→ Available records:
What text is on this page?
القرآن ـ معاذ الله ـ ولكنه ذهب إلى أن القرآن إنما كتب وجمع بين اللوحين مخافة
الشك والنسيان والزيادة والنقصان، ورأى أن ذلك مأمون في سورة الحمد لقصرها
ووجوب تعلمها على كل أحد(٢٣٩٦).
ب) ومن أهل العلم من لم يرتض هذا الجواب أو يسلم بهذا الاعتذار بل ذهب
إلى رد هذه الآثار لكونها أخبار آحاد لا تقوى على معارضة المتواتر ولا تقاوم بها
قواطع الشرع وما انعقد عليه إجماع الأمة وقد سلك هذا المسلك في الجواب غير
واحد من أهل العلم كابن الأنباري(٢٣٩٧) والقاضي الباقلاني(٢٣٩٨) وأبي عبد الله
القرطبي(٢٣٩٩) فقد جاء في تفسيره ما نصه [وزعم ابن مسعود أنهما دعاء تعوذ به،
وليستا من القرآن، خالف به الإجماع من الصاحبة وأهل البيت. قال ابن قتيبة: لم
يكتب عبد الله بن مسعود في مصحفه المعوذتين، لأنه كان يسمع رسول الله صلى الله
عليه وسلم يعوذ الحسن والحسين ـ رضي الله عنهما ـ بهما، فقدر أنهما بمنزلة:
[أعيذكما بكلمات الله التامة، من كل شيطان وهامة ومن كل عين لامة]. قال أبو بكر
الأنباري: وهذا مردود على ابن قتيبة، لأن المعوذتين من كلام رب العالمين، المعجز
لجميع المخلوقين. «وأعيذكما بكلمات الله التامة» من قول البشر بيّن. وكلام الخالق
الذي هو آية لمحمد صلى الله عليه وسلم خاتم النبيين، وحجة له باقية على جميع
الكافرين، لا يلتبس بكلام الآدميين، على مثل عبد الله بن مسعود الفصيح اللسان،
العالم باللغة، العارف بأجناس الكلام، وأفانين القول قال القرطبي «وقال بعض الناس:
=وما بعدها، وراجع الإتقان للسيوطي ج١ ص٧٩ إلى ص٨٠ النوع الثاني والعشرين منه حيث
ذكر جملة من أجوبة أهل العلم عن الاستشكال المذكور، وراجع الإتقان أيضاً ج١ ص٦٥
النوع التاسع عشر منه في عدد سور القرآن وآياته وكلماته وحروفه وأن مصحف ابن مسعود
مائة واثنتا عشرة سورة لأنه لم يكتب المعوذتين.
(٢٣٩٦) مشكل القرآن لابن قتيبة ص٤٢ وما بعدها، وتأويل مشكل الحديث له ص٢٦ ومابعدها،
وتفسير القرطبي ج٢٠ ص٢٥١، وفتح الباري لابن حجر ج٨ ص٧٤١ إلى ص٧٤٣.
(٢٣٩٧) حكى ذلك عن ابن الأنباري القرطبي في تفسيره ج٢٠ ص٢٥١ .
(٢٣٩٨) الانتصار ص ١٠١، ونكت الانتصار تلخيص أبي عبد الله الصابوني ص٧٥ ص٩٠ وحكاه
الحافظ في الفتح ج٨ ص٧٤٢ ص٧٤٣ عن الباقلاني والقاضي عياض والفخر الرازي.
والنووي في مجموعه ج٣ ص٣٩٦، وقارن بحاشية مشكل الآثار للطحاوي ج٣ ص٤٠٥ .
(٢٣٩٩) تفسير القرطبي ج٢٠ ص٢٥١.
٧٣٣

→ Required work:
The answer is one number: how many lines of the material above contain "سورة".

→ Answer to the exercise:
2